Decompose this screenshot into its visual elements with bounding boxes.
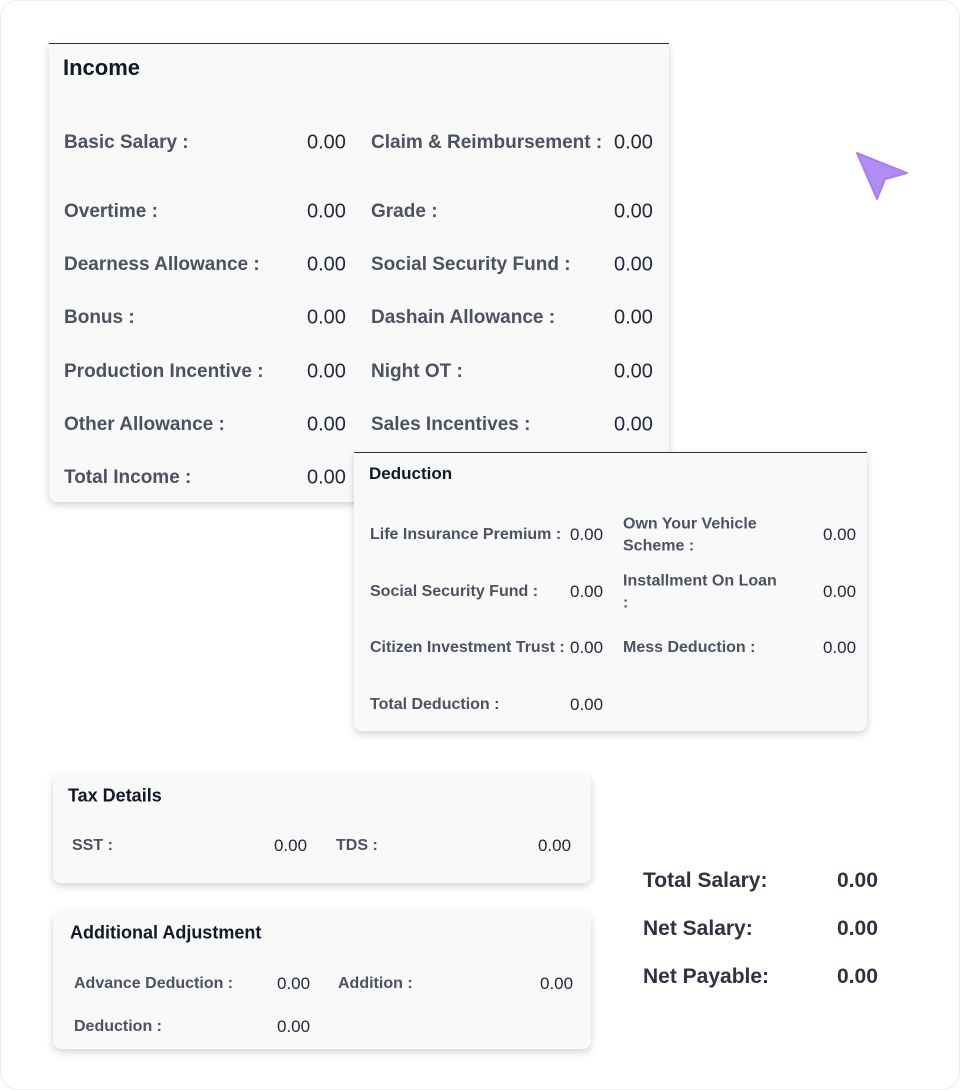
card-title: Deduction bbox=[369, 464, 453, 483]
cursor-icon bbox=[856, 152, 908, 200]
field-value: 0.00 bbox=[307, 253, 346, 276]
field-label: Night OT : bbox=[371, 361, 463, 383]
field-value: 0.00 bbox=[540, 974, 574, 993]
field-value: 0.00 bbox=[307, 360, 346, 383]
deduction-card: Deduction Life Insurance Premium : 0.00 Own… bbox=[354, 452, 867, 731]
total-label: Total Salary: bbox=[643, 869, 768, 892]
field-value: 0.00 bbox=[614, 413, 653, 436]
field-value: 0.00 bbox=[570, 525, 604, 544]
field-value: 0.00 bbox=[307, 413, 346, 436]
field-label: Production Incentive : bbox=[64, 361, 264, 383]
field-label: Installment On Loan : bbox=[623, 572, 777, 611]
additional-adjustment-card: Additional Adjustment Advance Deduction :… bbox=[53, 912, 591, 1049]
income-card: Income Basic Salary : 0.00 Claim & Reimburs… bbox=[49, 43, 669, 502]
field-value: 0.00 bbox=[277, 1017, 311, 1036]
field-value: 0.00 bbox=[570, 582, 604, 601]
field-label: Total Income : bbox=[64, 467, 192, 489]
field-value: 0.00 bbox=[538, 836, 572, 855]
field-value: 0.00 bbox=[274, 836, 308, 855]
field-label: Grade : bbox=[371, 201, 438, 223]
card-title: Additional Adjustment bbox=[70, 922, 262, 943]
field-value: 0.00 bbox=[307, 306, 346, 329]
field-label: Overtime : bbox=[64, 201, 158, 223]
field-label: Social Security Fund : bbox=[370, 583, 539, 601]
field-value: 0.00 bbox=[823, 525, 857, 544]
field-label: Claim & Reimbursement : bbox=[371, 132, 603, 154]
total-value: 0.00 bbox=[837, 965, 878, 988]
total-label: Net Payable: bbox=[643, 965, 770, 988]
field-label: Addition : bbox=[338, 975, 413, 993]
total-value: 0.00 bbox=[837, 917, 878, 940]
field-label: Own Your Vehicle Scheme : bbox=[623, 515, 757, 554]
field-value: 0.00 bbox=[570, 638, 604, 657]
card-title: Income bbox=[63, 55, 141, 80]
field-value: 0.00 bbox=[614, 131, 653, 154]
field-value: 0.00 bbox=[277, 974, 311, 993]
field-value: 0.00 bbox=[614, 306, 653, 329]
field-label: Total Deduction : bbox=[370, 696, 500, 714]
field-value: 0.00 bbox=[307, 466, 346, 489]
total-value: 0.00 bbox=[837, 869, 878, 892]
field-label: Other Allowance : bbox=[64, 414, 225, 436]
field-label: Life Insurance Premium : bbox=[370, 526, 562, 544]
field-label: Basic Salary : bbox=[64, 132, 189, 154]
field-label: Bonus : bbox=[64, 307, 135, 329]
field-label: Mess Deduction : bbox=[623, 639, 756, 657]
field-value: 0.00 bbox=[614, 200, 653, 223]
field-value: 0.00 bbox=[570, 695, 604, 714]
field-value: 0.00 bbox=[823, 582, 857, 601]
field-label: Dearness Allowance : bbox=[64, 254, 260, 276]
field-label: Advance Deduction : bbox=[74, 975, 234, 993]
total-label: Net Salary: bbox=[643, 917, 753, 940]
field-label: Deduction : bbox=[74, 1018, 162, 1036]
field-label: Sales Incentives : bbox=[371, 414, 531, 436]
field-label: Dashain Allowance : bbox=[371, 307, 556, 329]
field-label: TDS : bbox=[336, 837, 378, 855]
field-value: 0.00 bbox=[307, 131, 346, 154]
tax-details-card: Tax Details SST : 0.00 TDS : 0.00 bbox=[53, 774, 591, 883]
field-value: 0.00 bbox=[307, 200, 346, 223]
card-title: Tax Details bbox=[68, 785, 162, 806]
field-label: SST : bbox=[72, 837, 113, 855]
field-value: 0.00 bbox=[614, 360, 653, 383]
field-label: Citizen Investment Trust : bbox=[370, 639, 565, 657]
field-value: 0.00 bbox=[614, 253, 653, 276]
field-label: Social Security Fund : bbox=[371, 254, 571, 276]
field-value: 0.00 bbox=[823, 638, 857, 657]
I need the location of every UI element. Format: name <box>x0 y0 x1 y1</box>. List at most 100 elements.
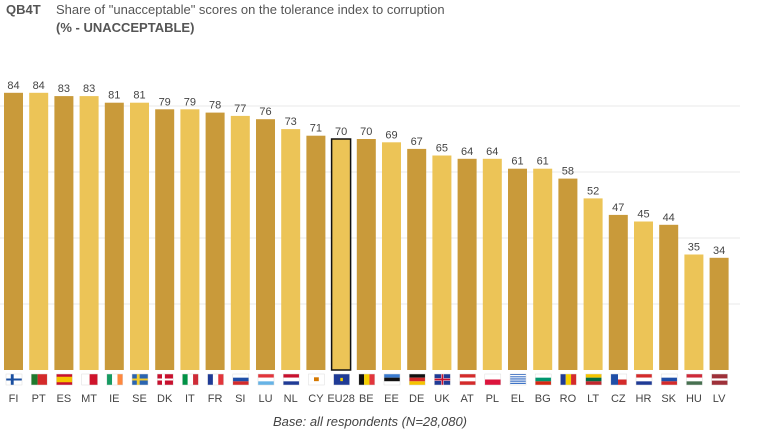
flag-dk-icon <box>156 373 174 386</box>
value-label-uk: 65 <box>436 143 448 155</box>
bar-lu <box>256 119 275 370</box>
flag-be-icon <box>358 373 376 386</box>
bar-el <box>508 168 527 370</box>
value-label-ie: 81 <box>108 90 120 102</box>
question-code: QB4T <box>6 2 41 17</box>
category-label-uk: UK <box>434 393 450 405</box>
category-label-lu: LU <box>258 393 272 405</box>
bar-ee <box>382 142 401 370</box>
value-label-lv: 34 <box>713 245 725 257</box>
flag-it-icon <box>182 373 199 386</box>
category-label-cy: CY <box>308 393 324 405</box>
value-label-pt: 84 <box>33 80 45 92</box>
flag-fi-icon <box>5 373 23 386</box>
bar-nl <box>281 129 301 370</box>
flag-uk-icon <box>434 373 451 386</box>
bar-lv <box>709 257 729 370</box>
flag-mt-icon <box>81 373 98 386</box>
flag-bg-icon <box>534 373 552 386</box>
bar-at <box>457 158 477 370</box>
flag-ie-icon <box>106 373 124 386</box>
value-label-lt: 52 <box>587 185 599 197</box>
category-label-hr: HR <box>636 393 652 405</box>
value-label-be: 70 <box>360 126 372 138</box>
bar-eu28 <box>330 138 352 371</box>
bar-si <box>230 115 250 371</box>
value-label-nl: 73 <box>285 116 297 128</box>
category-label-nl: NL <box>284 393 298 405</box>
flag-lv-icon <box>711 373 728 386</box>
chart-title: Share of "unacceptable" scores on the to… <box>56 2 445 17</box>
bar-lt <box>583 198 603 370</box>
flag-nl-icon <box>282 373 300 386</box>
flag-ee-icon <box>383 373 401 386</box>
bar-fr <box>205 112 225 370</box>
category-label-pl: PL <box>486 393 499 405</box>
bar-cy <box>306 135 326 370</box>
category-label-si: SI <box>235 393 245 405</box>
category-label-mt: MT <box>81 393 97 405</box>
flag-pt-icon <box>30 373 48 386</box>
flag-si-icon <box>232 373 250 386</box>
category-label-lt: LT <box>587 393 599 405</box>
category-label-hu: HU <box>686 393 702 405</box>
bar-sk <box>659 224 679 370</box>
bar-de <box>407 148 427 370</box>
value-label-se: 81 <box>133 90 145 102</box>
value-label-dk: 79 <box>159 96 171 108</box>
flag-lt-icon <box>585 373 602 386</box>
category-label-el: EL <box>511 393 524 405</box>
category-label-cz: CZ <box>611 393 626 405</box>
flag-sk-icon <box>660 373 678 386</box>
category-label-bg: BG <box>535 393 551 405</box>
category-label-eu28: EU28 <box>327 393 355 405</box>
bar-hr <box>634 221 653 370</box>
value-label-mt: 83 <box>83 83 95 95</box>
flag-fr-icon <box>207 373 224 386</box>
value-label-fi: 84 <box>7 80 19 92</box>
category-label-sk: SK <box>661 393 676 405</box>
category-label-se: SE <box>132 393 147 405</box>
bar-dk <box>155 109 175 371</box>
flag-el-icon <box>509 373 527 386</box>
bar-ie <box>104 102 124 370</box>
category-label-de: DE <box>409 393 424 405</box>
category-label-pt: PT <box>32 393 46 405</box>
bar-bg <box>533 168 553 370</box>
bar-pl <box>482 158 502 370</box>
category-label-es: ES <box>57 393 72 405</box>
value-label-ee: 69 <box>385 129 397 141</box>
bar-es <box>54 96 74 370</box>
value-label-si: 77 <box>234 103 246 115</box>
flag-at-icon <box>459 373 476 386</box>
value-label-hu: 35 <box>688 242 700 254</box>
value-label-pl: 64 <box>486 146 498 158</box>
chart-subtitle: (% - UNACCEPTABLE) <box>56 20 195 35</box>
value-label-ro: 58 <box>562 166 574 178</box>
bar-mt <box>79 96 99 370</box>
bar-fi <box>4 92 23 371</box>
value-label-sk: 44 <box>663 212 675 224</box>
flag-hr-icon <box>635 373 653 386</box>
category-label-it: IT <box>185 393 195 405</box>
flag-de-icon <box>408 373 426 386</box>
value-label-eu28: 70 <box>335 126 347 138</box>
bar-ro <box>558 178 578 370</box>
bar-hu <box>684 254 704 370</box>
bar-cz <box>608 214 628 370</box>
flag-cz-icon <box>610 373 628 386</box>
category-label-ro: RO <box>560 393 577 405</box>
value-label-at: 64 <box>461 146 473 158</box>
bar-pt <box>29 92 49 371</box>
value-label-hr: 45 <box>637 209 649 221</box>
category-label-lv: LV <box>713 393 726 405</box>
flag-pl-icon <box>484 373 502 386</box>
value-label-fr: 78 <box>209 100 221 112</box>
value-label-el: 61 <box>511 156 523 168</box>
category-label-fi: FI <box>9 393 19 405</box>
bar-be <box>356 139 376 370</box>
flag-es-icon <box>56 373 73 386</box>
category-label-at: AT <box>460 393 474 405</box>
flag-ro-icon <box>560 373 577 386</box>
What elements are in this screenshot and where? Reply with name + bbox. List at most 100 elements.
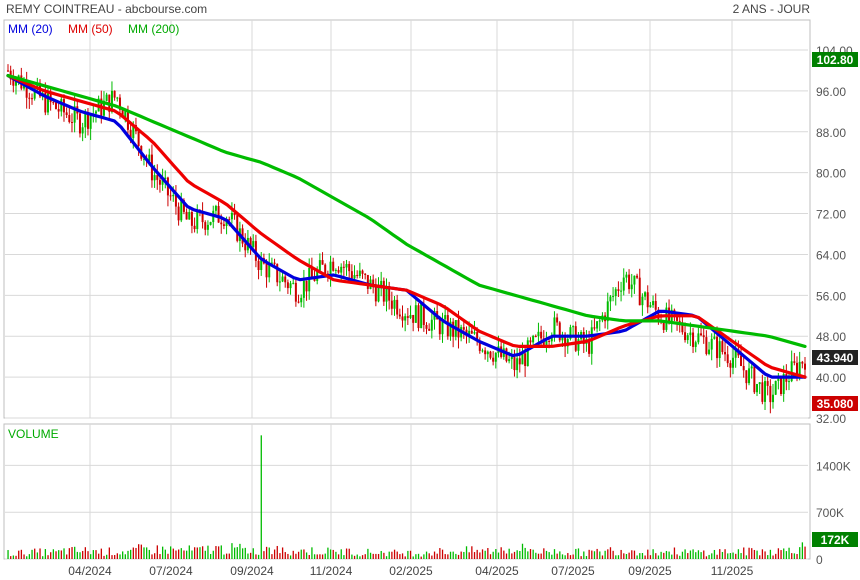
candle-body	[52, 102, 55, 104]
candle-body	[124, 111, 127, 118]
candle-body	[537, 331, 540, 336]
volume-bar	[295, 553, 297, 559]
volume-bar	[130, 549, 132, 559]
volume-bar	[271, 554, 273, 559]
volume-bar	[167, 553, 169, 559]
candle-body	[337, 269, 340, 273]
candle-body	[769, 385, 772, 403]
candle-body	[190, 212, 193, 226]
candle-body	[697, 333, 700, 343]
candle-body	[486, 351, 489, 355]
volume-bar	[801, 542, 804, 559]
volume-bar	[599, 551, 601, 559]
candle-body	[612, 296, 615, 298]
candle-body	[804, 363, 806, 370]
volume-bar	[519, 550, 521, 559]
volume-bar	[143, 547, 145, 559]
date-tick-label: 04/2025	[475, 564, 519, 578]
candle-body	[310, 267, 313, 277]
candle-body	[726, 354, 729, 364]
volume-title: VOLUME	[8, 427, 59, 441]
volume-bar	[764, 551, 766, 559]
candle-body	[462, 327, 465, 330]
candle-body	[481, 350, 484, 352]
volume-bar	[620, 549, 622, 559]
volume-bar	[537, 553, 540, 559]
volume-bar	[196, 547, 198, 559]
date-tick-label: 09/2025	[628, 564, 672, 578]
candle-body	[446, 315, 449, 337]
volume-bar	[260, 435, 262, 559]
candle-body	[564, 334, 567, 347]
volume-bar	[649, 555, 652, 559]
volume-bar	[665, 550, 668, 559]
candle-body	[46, 93, 49, 113]
volume-bar	[281, 547, 284, 559]
candle-body	[172, 194, 175, 197]
candle-body	[380, 280, 383, 286]
volume-bar	[793, 553, 796, 559]
volume-bar	[799, 547, 801, 559]
candle-body	[545, 340, 548, 345]
volume-bar	[375, 553, 377, 559]
candle-body	[798, 361, 801, 376]
volume-bar	[583, 551, 585, 559]
volume-bar	[604, 550, 606, 559]
candle-body	[65, 112, 68, 116]
volume-bar	[351, 554, 353, 559]
candle-body	[553, 317, 556, 336]
ma200-badge: 102.80	[817, 53, 854, 67]
candle-body	[28, 97, 31, 99]
volume-bar	[297, 551, 300, 559]
volume-bar	[369, 552, 372, 559]
candle-body	[332, 261, 335, 271]
candle-body	[217, 205, 220, 223]
volume-bar	[148, 549, 150, 559]
candle-body	[252, 241, 255, 247]
volume-bar	[236, 547, 238, 559]
candle-body	[476, 332, 479, 342]
volume-bar	[457, 554, 460, 559]
volume-bar	[663, 552, 665, 559]
volume-bar	[492, 551, 494, 559]
candle-body	[742, 365, 745, 371]
volume-bar	[220, 545, 222, 559]
date-tick-label: 02/2025	[389, 564, 433, 578]
volume-bar	[55, 551, 57, 559]
candle-body	[44, 92, 47, 113]
candle-body	[646, 292, 649, 308]
volume-bar	[753, 549, 756, 559]
volume-bar	[644, 555, 646, 559]
volume-bar	[279, 553, 281, 559]
volume-bar	[18, 550, 20, 559]
volume-bar	[687, 553, 689, 559]
volume-bar	[388, 551, 390, 559]
candle-body	[756, 384, 759, 393]
volume-bar	[423, 554, 425, 559]
candle-body	[113, 90, 116, 98]
candle-body	[444, 315, 447, 320]
volume-bar	[585, 556, 588, 559]
price-tick-label: 72.00	[816, 208, 846, 222]
candle-body	[361, 270, 364, 274]
candle-body	[478, 341, 481, 351]
candle-body	[665, 307, 668, 330]
volume-bar	[569, 555, 572, 559]
candle-body	[278, 281, 281, 283]
volume-bar	[759, 555, 761, 559]
candle-body	[470, 330, 473, 334]
volume-bar	[300, 549, 302, 559]
candle-body	[204, 222, 207, 230]
volume-bar	[425, 551, 428, 559]
volume-bar	[772, 555, 774, 559]
candle-body	[161, 178, 164, 185]
volume-bar	[151, 554, 153, 559]
candle-body	[569, 327, 572, 339]
volume-bar	[396, 551, 398, 559]
volume-bar	[340, 549, 342, 559]
candle-body	[289, 283, 292, 289]
candle-body	[228, 219, 231, 221]
period-label: 2 ANS - JOUR	[733, 2, 811, 16]
volume-bar	[100, 548, 102, 559]
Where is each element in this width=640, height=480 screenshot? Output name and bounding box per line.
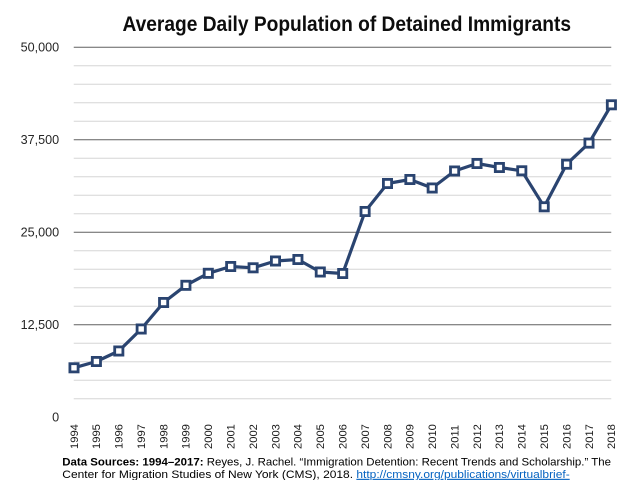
svg-text:2009: 2009 bbox=[405, 424, 417, 449]
svg-text:2002: 2002 bbox=[248, 424, 260, 449]
svg-text:25,000: 25,000 bbox=[21, 225, 60, 239]
svg-text:Center for Migration Studies o: Center for Migration Studies of New York… bbox=[62, 469, 570, 480]
svg-text:2000: 2000 bbox=[203, 424, 215, 449]
svg-text:2005: 2005 bbox=[315, 424, 327, 449]
svg-text:2001: 2001 bbox=[226, 424, 238, 449]
svg-text:2014: 2014 bbox=[517, 424, 529, 449]
svg-text:1996: 1996 bbox=[114, 424, 126, 449]
svg-text:2015: 2015 bbox=[539, 424, 551, 449]
svg-text:1999: 1999 bbox=[181, 424, 193, 449]
svg-text:2016: 2016 bbox=[561, 424, 573, 449]
svg-text:Data Sources: 1994–2017: Reyes: Data Sources: 1994–2017: Reyes, J. Rache… bbox=[62, 456, 611, 468]
svg-text:Average Daily Population of De: Average Daily Population of Detained Imm… bbox=[123, 13, 572, 36]
svg-text:2013: 2013 bbox=[494, 424, 506, 449]
svg-text:37,500: 37,500 bbox=[21, 133, 60, 147]
svg-text:2006: 2006 bbox=[338, 424, 350, 449]
svg-text:2012: 2012 bbox=[472, 424, 484, 449]
svg-text:12,500: 12,500 bbox=[21, 318, 60, 332]
svg-text:2004: 2004 bbox=[293, 424, 305, 449]
svg-text:1997: 1997 bbox=[136, 424, 148, 449]
svg-text:1998: 1998 bbox=[158, 424, 170, 449]
svg-text:2003: 2003 bbox=[270, 424, 282, 449]
svg-text:2010: 2010 bbox=[427, 424, 439, 449]
svg-text:0: 0 bbox=[52, 410, 59, 424]
svg-text:1995: 1995 bbox=[91, 424, 103, 449]
svg-text:1994: 1994 bbox=[69, 424, 81, 449]
svg-text:50,000: 50,000 bbox=[21, 40, 60, 54]
svg-text:2007: 2007 bbox=[360, 424, 372, 449]
svg-text:2008: 2008 bbox=[382, 424, 394, 449]
svg-text:2011: 2011 bbox=[449, 425, 461, 449]
svg-text:2017: 2017 bbox=[584, 424, 596, 449]
svg-text:2018: 2018 bbox=[606, 424, 618, 449]
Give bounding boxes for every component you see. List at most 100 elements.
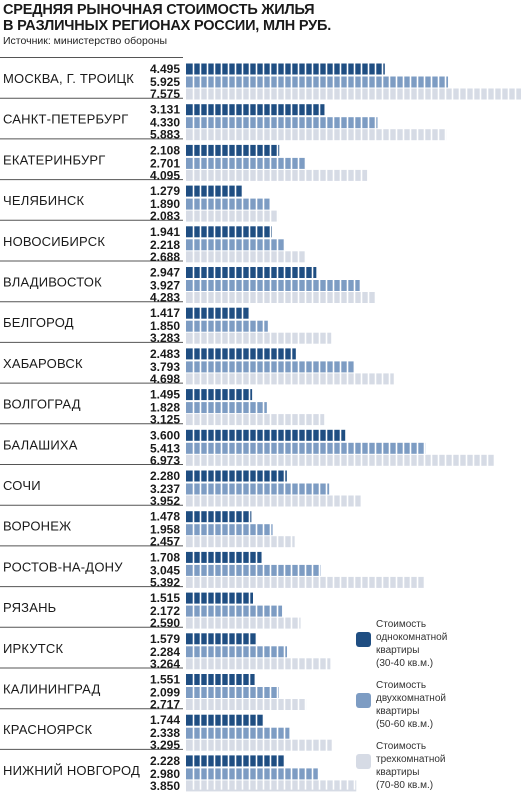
-*-
> Required task
Starting at the line in the material above that contains "svg-text:2009: 2009 bbox=[405, 424, 417, 449]" and ending after the line that contains "svg-text:1996: 1996 bbox=[114, 424, 126, 449]", convert those lines into a Markdown table with the columns Row and Entry. Number each line in Row and leave out any blank lines.

> Full answer
| Row | Entry |
|---|---|
| 1 | svg-text:2009: 2009 bbox=[405, 424, 417, 449] |
| 2 | svg-text:2002: 2002 bbox=[248, 424, 260, 449] |
| 3 | svg-text:25,000: 25,000 bbox=[21, 225, 60, 239] |
| 4 | svg-text:Center for Migration Studies o: Center for Migration Studies of New York… bbox=[62, 469, 570, 480] |
| 5 | svg-text:2000: 2000 bbox=[203, 424, 215, 449] |
| 6 | svg-text:2005: 2005 bbox=[315, 424, 327, 449] |
| 7 | svg-text:2001: 2001 bbox=[226, 424, 238, 449] |
| 8 | svg-text:2014: 2014 bbox=[517, 424, 529, 449] |
| 9 | svg-text:1996: 1996 bbox=[114, 424, 126, 449] |